§ Items from a figure collection
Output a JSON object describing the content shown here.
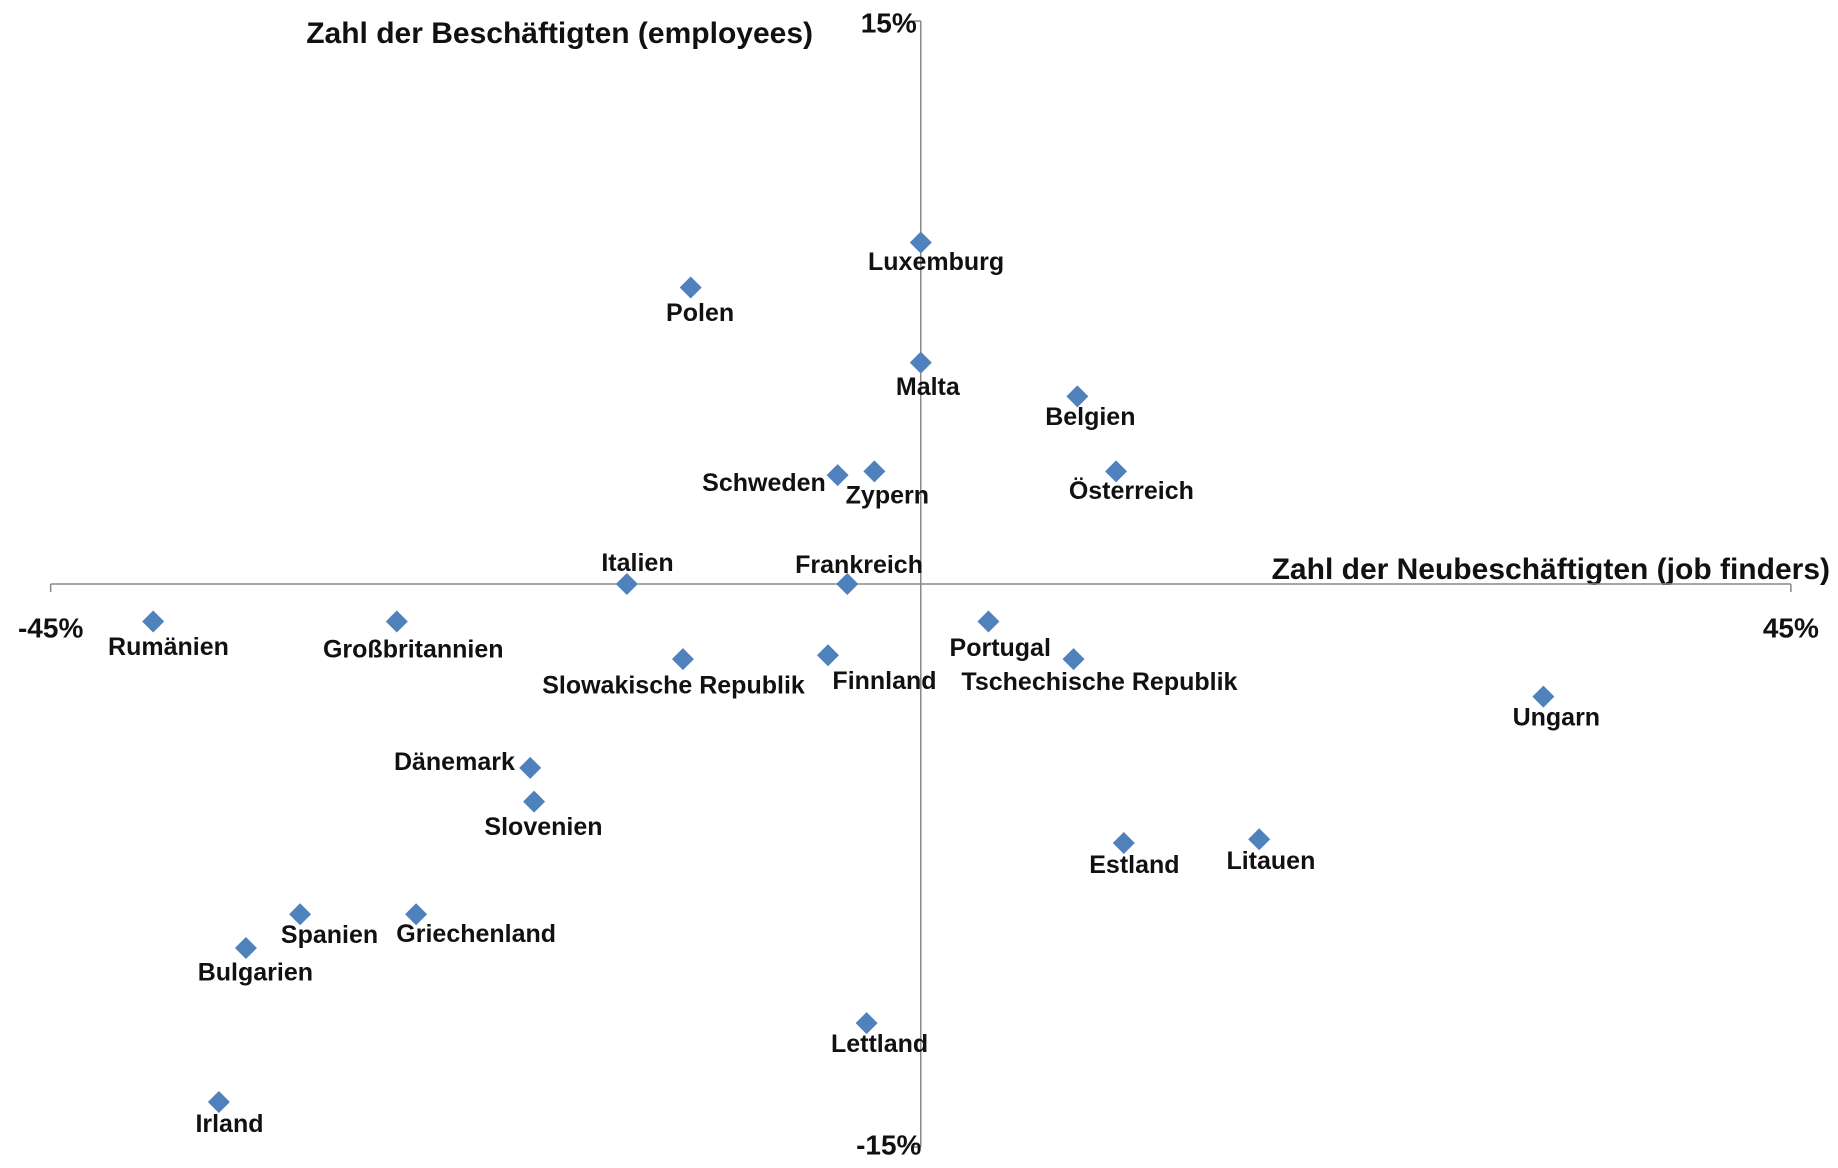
{
  "chart_data": {
    "type": "scatter",
    "x_label": "Zahl der Neubeschäftigten (job finders)",
    "y_label": "Zahl der Beschäftigten (employees)",
    "xlim": [
      -45,
      45
    ],
    "ylim": [
      -15,
      15
    ],
    "xticks": [
      {
        "value": -45,
        "label": "-45%"
      },
      {
        "value": 45,
        "label": "45%"
      }
    ],
    "yticks": [
      {
        "value": -15,
        "label": "-15%"
      },
      {
        "value": 15,
        "label": "15%"
      }
    ],
    "color": "#4f81bd",
    "labels": [
      "Luxemburg",
      "Polen",
      "Malta",
      "Belgien",
      "Schweden",
      "Zypern",
      "Österreich",
      "Italien",
      "Frankreich",
      "Rumänien",
      "Großbritannien",
      "Portugal",
      "Slowakische Republik",
      "Finnland",
      "Tschechische Republik",
      "Ungarn",
      "Dänemark",
      "Slovenien",
      "Estland",
      "Litauen",
      "Spanien",
      "Griechenland",
      "Bulgarien",
      "Lettland",
      "Irland"
    ],
    "x": [
      0,
      -11.9,
      0,
      8.1,
      -4.3,
      -2.4,
      10.1,
      -15.2,
      -3.8,
      -39.7,
      -27.1,
      3.5,
      -12.3,
      -4.8,
      7.9,
      32.2,
      -20.2,
      -20.0,
      10.5,
      17.5,
      -32.1,
      -26.1,
      -34.9,
      -2.8,
      -36.3
    ],
    "values": [
      9.1,
      7.9,
      5.9,
      5.0,
      2.9,
      3.0,
      3.0,
      0.0,
      0.0,
      -1.0,
      -1.0,
      -1.0,
      -2.0,
      -1.9,
      -2.0,
      -3.0,
      -4.9,
      -5.8,
      -6.9,
      -6.8,
      -8.8,
      -8.8,
      -9.7,
      -11.7,
      -13.8
    ]
  }
}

§ What is required
Repeat the data exactly in full, omitting its pictures.

§ Exercise answer
Output a JSON object describing the content shown here.
{
  "chart_data": {
    "type": "scatter",
    "x_label": "Zahl der Neubeschäftigten (job finders)",
    "y_label": "Zahl der Beschäftigten (employees)",
    "xlim": [
      -45,
      45
    ],
    "ylim": [
      -15,
      15
    ],
    "xticks": [
      {
        "value": -45,
        "label": "-45%"
      },
      {
        "value": 45,
        "label": "45%"
      }
    ],
    "yticks": [
      {
        "value": -15,
        "label": "-15%"
      },
      {
        "value": 15,
        "label": "15%"
      }
    ],
    "color": "#4f81bd",
    "labels": [
      "Luxemburg",
      "Polen",
      "Malta",
      "Belgien",
      "Schweden",
      "Zypern",
      "Österreich",
      "Italien",
      "Frankreich",
      "Rumänien",
      "Großbritannien",
      "Portugal",
      "Slowakische Republik",
      "Finnland",
      "Tschechische Republik",
      "Ungarn",
      "Dänemark",
      "Slovenien",
      "Estland",
      "Litauen",
      "Spanien",
      "Griechenland",
      "Bulgarien",
      "Lettland",
      "Irland"
    ],
    "x": [
      0,
      -11.9,
      0,
      8.1,
      -4.3,
      -2.4,
      10.1,
      -15.2,
      -3.8,
      -39.7,
      -27.1,
      3.5,
      -12.3,
      -4.8,
      7.9,
      32.2,
      -20.2,
      -20.0,
      10.5,
      17.5,
      -32.1,
      -26.1,
      -34.9,
      -2.8,
      -36.3
    ],
    "values": [
      9.1,
      7.9,
      5.9,
      5.0,
      2.9,
      3.0,
      3.0,
      0.0,
      0.0,
      -1.0,
      -1.0,
      -1.0,
      -2.0,
      -1.9,
      -2.0,
      -3.0,
      -4.9,
      -5.8,
      -6.9,
      -6.8,
      -8.8,
      -8.8,
      -9.7,
      -11.7,
      -13.8
    ]
  }
}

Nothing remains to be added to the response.